Stored items from a collection:
○ ○ ○ ○ ○
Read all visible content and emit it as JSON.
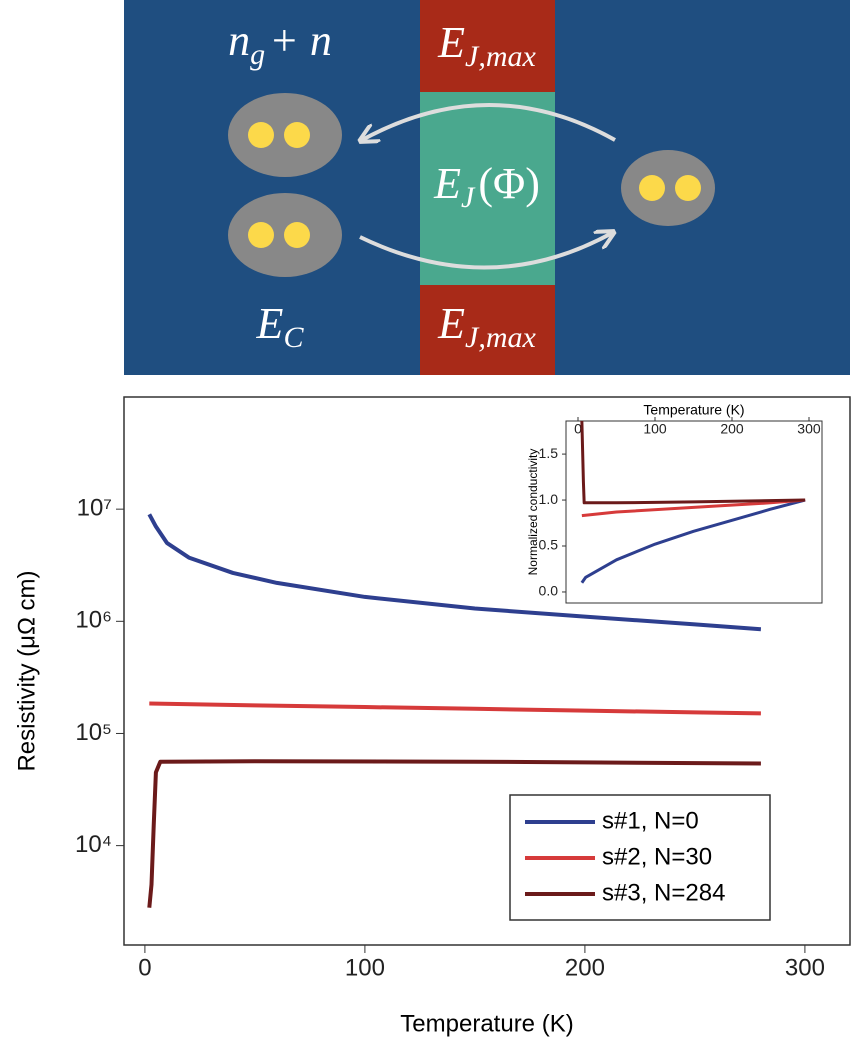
{
  "diagram": {
    "labels": [
      {
        "main": "n",
        "sub": "g",
        "rest": "+ n"
      },
      {
        "main": "E",
        "sub": "J,max"
      },
      {
        "main": "E",
        "sub": "J",
        "rest": "(Φ)"
      },
      {
        "main": "E",
        "sub": "C"
      },
      {
        "main": "E",
        "sub": "J,max"
      }
    ]
  },
  "chart_data": [
    {
      "type": "line",
      "xlabel": "Temperature (K)",
      "ylabel": "Resistivity (μΩ cm)",
      "xlim": [
        -9.5,
        320.5
      ],
      "xticks": [
        0,
        100,
        200,
        300
      ],
      "ylim": [
        1300,
        100000000
      ],
      "log_y": true,
      "yticks": [
        {
          "value": 10000,
          "label": "10⁴"
        },
        {
          "value": 100000,
          "label": "10⁵"
        },
        {
          "value": 1000000,
          "label": "10⁶"
        },
        {
          "value": 10000000,
          "label": "10⁷"
        }
      ],
      "legend": "lower right",
      "series": [
        {
          "name": "s#1, N=0",
          "color": "#2e3f8f",
          "x": [
            2,
            5,
            10,
            20,
            40,
            60,
            100,
            150,
            200,
            250,
            280
          ],
          "values": [
            9000000,
            7000000,
            5000000,
            3700000,
            2700000,
            2200000,
            1650000,
            1300000,
            1100000,
            940000,
            850000
          ]
        },
        {
          "name": "s#2, N=30",
          "color": "#d63a3a",
          "x": [
            2,
            50,
            100,
            150,
            200,
            250,
            280
          ],
          "values": [
            185000,
            178000,
            172000,
            166000,
            160000,
            154000,
            151000
          ]
        },
        {
          "name": "s#3, N=284",
          "color": "#6b1a1a",
          "x": [
            2,
            3,
            4,
            5,
            7,
            50,
            150,
            280
          ],
          "values": [
            2800,
            4500,
            15000,
            45000,
            56000,
            56500,
            56000,
            54000
          ]
        }
      ]
    },
    {
      "type": "line",
      "xlabel": "Temperature (K)",
      "ylabel": "Normalized conductivity",
      "xlim": [
        -15.6,
        316.9
      ],
      "xticks": [
        0,
        100,
        200,
        300
      ],
      "ylim": [
        -0.12,
        1.86
      ],
      "log_y": false,
      "yticks": [
        {
          "value": 0,
          "label": "0.0"
        },
        0.5,
        {
          "value": 1,
          "label": "1.0"
        },
        1.5
      ],
      "series": [
        {
          "color": "#2e3f8f",
          "x": [
            5,
            10,
            50,
            100,
            150,
            200,
            250,
            295
          ],
          "values": [
            0.1,
            0.16,
            0.35,
            0.52,
            0.66,
            0.78,
            0.9,
            1.0
          ]
        },
        {
          "color": "#d63a3a",
          "x": [
            5,
            50,
            150,
            250,
            295
          ],
          "values": [
            0.83,
            0.87,
            0.92,
            0.97,
            1.0
          ]
        },
        {
          "color": "#6b1a1a",
          "x": [
            5,
            7,
            8,
            50,
            150,
            295
          ],
          "values": [
            1.86,
            1.2,
            0.97,
            0.97,
            0.98,
            1.0
          ]
        }
      ]
    }
  ]
}
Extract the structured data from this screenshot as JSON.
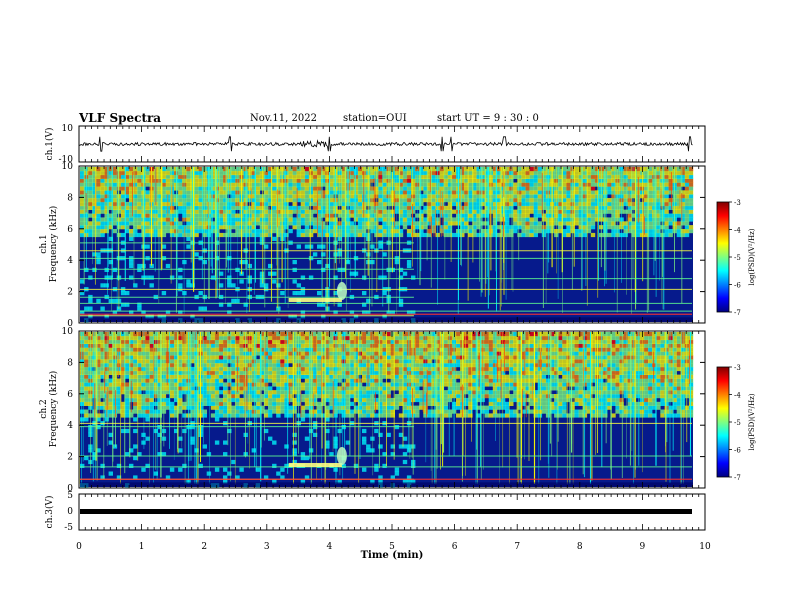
○ ○ ○ ○ ○
## Description of the task
Find the word "ylabel" in the data and show each line that holds it.

## Answer to this problem
      "ylabel": "Resistivity (μΩ cm)",
      "ylabel": "Normalized conductivity",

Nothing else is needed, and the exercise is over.